__Extracted entries__
+-------+
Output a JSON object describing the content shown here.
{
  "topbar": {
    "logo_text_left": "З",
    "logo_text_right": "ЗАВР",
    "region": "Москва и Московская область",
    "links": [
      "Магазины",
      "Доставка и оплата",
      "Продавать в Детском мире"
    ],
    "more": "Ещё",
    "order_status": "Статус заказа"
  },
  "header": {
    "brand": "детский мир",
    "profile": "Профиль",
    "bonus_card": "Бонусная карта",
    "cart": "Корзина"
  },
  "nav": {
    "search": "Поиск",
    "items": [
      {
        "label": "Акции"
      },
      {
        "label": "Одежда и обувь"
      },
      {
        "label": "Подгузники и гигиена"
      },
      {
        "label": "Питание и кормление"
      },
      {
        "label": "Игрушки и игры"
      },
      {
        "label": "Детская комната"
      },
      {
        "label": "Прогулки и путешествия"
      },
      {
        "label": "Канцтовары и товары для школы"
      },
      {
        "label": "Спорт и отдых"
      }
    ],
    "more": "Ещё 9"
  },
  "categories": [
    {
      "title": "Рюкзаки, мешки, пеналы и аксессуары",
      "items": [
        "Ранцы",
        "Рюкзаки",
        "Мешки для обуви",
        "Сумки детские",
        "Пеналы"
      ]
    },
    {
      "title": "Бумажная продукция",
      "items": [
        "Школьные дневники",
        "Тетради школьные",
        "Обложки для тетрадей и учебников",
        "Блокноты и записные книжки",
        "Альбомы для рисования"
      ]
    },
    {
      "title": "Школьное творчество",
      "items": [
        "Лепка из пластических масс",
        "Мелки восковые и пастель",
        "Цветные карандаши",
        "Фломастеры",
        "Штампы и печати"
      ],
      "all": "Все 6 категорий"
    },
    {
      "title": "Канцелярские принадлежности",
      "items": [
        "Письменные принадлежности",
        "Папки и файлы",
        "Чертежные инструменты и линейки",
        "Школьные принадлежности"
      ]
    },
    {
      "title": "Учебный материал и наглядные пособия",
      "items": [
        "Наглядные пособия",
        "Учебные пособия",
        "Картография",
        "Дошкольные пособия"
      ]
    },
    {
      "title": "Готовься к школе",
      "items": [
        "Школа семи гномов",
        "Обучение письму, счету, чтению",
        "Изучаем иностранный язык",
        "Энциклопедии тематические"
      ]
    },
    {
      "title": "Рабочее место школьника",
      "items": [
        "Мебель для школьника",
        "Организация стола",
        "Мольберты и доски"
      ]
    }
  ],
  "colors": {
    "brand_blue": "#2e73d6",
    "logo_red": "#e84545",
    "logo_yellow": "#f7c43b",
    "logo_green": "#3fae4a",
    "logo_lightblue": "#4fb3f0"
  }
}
+-------+
__Stated goal__
Your task is to gather every line with the word "Рюкзаки" and copy it.

__Written response__
      "title": "Рюкзаки, мешки, пеналы и аксессуары",
        "Рюкзаки",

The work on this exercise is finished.